Instructions to follow: Print the complete set of entries exactly.
— START Exercise material —
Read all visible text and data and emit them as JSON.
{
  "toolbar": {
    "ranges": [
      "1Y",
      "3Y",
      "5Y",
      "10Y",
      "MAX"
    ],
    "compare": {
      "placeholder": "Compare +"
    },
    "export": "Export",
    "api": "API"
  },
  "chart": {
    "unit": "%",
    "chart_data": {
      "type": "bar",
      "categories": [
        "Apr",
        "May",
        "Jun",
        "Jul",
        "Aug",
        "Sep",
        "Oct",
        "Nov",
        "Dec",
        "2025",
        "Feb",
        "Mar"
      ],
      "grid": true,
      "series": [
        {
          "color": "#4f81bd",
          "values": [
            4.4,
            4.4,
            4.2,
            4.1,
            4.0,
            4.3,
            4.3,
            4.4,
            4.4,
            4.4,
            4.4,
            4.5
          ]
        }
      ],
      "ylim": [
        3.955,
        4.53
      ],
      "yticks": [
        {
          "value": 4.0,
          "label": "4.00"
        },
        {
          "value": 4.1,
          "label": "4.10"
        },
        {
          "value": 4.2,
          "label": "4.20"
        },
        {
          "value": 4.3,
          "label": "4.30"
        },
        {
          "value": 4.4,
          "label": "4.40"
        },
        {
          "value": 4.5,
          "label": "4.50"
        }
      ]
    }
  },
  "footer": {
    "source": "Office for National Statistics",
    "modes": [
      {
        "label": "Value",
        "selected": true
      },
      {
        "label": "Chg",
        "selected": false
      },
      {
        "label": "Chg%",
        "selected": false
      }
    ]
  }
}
— END Exercise material —
Answer for the task:
Read all visible text and data and emit them as JSON.
{
  "toolbar": {
    "ranges": [
      "1Y",
      "3Y",
      "5Y",
      "10Y",
      "MAX"
    ],
    "compare": {
      "placeholder": "Compare +"
    },
    "export": "Export",
    "api": "API"
  },
  "chart": {
    "unit": "%",
    "chart_data": {
      "type": "bar",
      "categories": [
        "Apr",
        "May",
        "Jun",
        "Jul",
        "Aug",
        "Sep",
        "Oct",
        "Nov",
        "Dec",
        "2025",
        "Feb",
        "Mar"
      ],
      "grid": true,
      "series": [
        {
          "color": "#4f81bd",
          "values": [
            4.4,
            4.4,
            4.2,
            4.1,
            4.0,
            4.3,
            4.3,
            4.4,
            4.4,
            4.4,
            4.4,
            4.5
          ]
        }
      ],
      "ylim": [
        3.955,
        4.53
      ],
      "yticks": [
        {
          "value": 4.0,
          "label": "4.00"
        },
        {
          "value": 4.1,
          "label": "4.10"
        },
        {
          "value": 4.2,
          "label": "4.20"
        },
        {
          "value": 4.3,
          "label": "4.30"
        },
        {
          "value": 4.4,
          "label": "4.40"
        },
        {
          "value": 4.5,
          "label": "4.50"
        }
      ]
    }
  },
  "footer": {
    "source": "Office for National Statistics",
    "modes": [
      {
        "label": "Value",
        "selected": true
      },
      {
        "label": "Chg",
        "selected": false
      },
      {
        "label": "Chg%",
        "selected": false
      }
    ]
  }
}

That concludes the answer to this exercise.